Your goal →
Exactly as written, quote every line that follows, skipping the images.

[Data entries for graphics]
:::::

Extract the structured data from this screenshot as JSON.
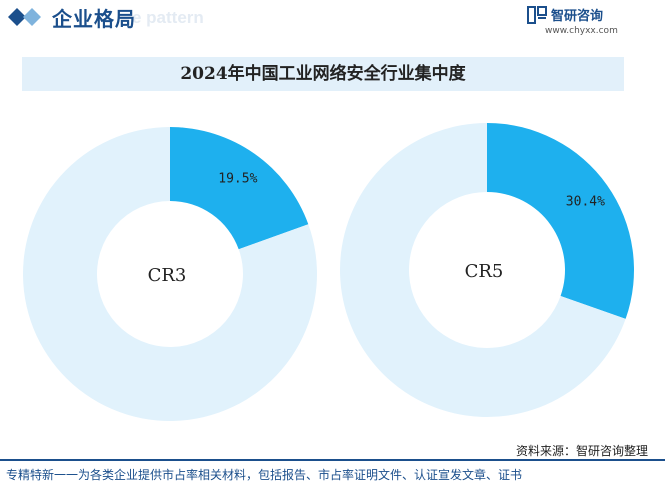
{
  "header": {
    "section_title": "企业格局",
    "bg_word": "e pattern",
    "logo_name": "智研咨询",
    "logo_url": "www.chyxx.com"
  },
  "chart_data": [
    {
      "type": "pie",
      "title": "2024年中国工业网络安全行业集中度",
      "center_label": "CR3",
      "slices": [
        {
          "label": "CR3",
          "value": 19.5,
          "value_label": "19.5%",
          "color": "#1eb0ee"
        },
        {
          "label": "",
          "value": 80.5,
          "value_label": "",
          "color": "#e1f2fc"
        }
      ]
    },
    {
      "type": "pie",
      "center_label": "CR5",
      "slices": [
        {
          "label": "CR5",
          "value": 30.4,
          "value_label": "30.4%",
          "color": "#1eb0ee"
        },
        {
          "label": "",
          "value": 69.6,
          "value_label": "",
          "color": "#e1f2fc"
        }
      ]
    }
  ],
  "footer": {
    "source": "资料来源：智研咨询整理",
    "note": "专精特新一一为各类企业提供市占率相关材料，包括报告、市占率证明文件、认证宣发文章、证书"
  },
  "colors": {
    "brand": "#1b4f8c",
    "highlight_slice": "#1eb0ee",
    "rest_slice": "#e1f2fc",
    "title_band": "#e2f0fa"
  }
}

:::::

Response to the task →
Extract the structured data from this screenshot as JSON.
{
  "header": {
    "section_title": "企业格局",
    "bg_word": "e pattern",
    "logo_name": "智研咨询",
    "logo_url": "www.chyxx.com"
  },
  "chart_data": [
    {
      "type": "pie",
      "title": "2024年中国工业网络安全行业集中度",
      "center_label": "CR3",
      "slices": [
        {
          "label": "CR3",
          "value": 19.5,
          "value_label": "19.5%",
          "color": "#1eb0ee"
        },
        {
          "label": "",
          "value": 80.5,
          "value_label": "",
          "color": "#e1f2fc"
        }
      ]
    },
    {
      "type": "pie",
      "center_label": "CR5",
      "slices": [
        {
          "label": "CR5",
          "value": 30.4,
          "value_label": "30.4%",
          "color": "#1eb0ee"
        },
        {
          "label": "",
          "value": 69.6,
          "value_label": "",
          "color": "#e1f2fc"
        }
      ]
    }
  ],
  "footer": {
    "source": "资料来源：智研咨询整理",
    "note": "专精特新一一为各类企业提供市占率相关材料，包括报告、市占率证明文件、认证宣发文章、证书"
  },
  "colors": {
    "brand": "#1b4f8c",
    "highlight_slice": "#1eb0ee",
    "rest_slice": "#e1f2fc",
    "title_band": "#e2f0fa"
  }
}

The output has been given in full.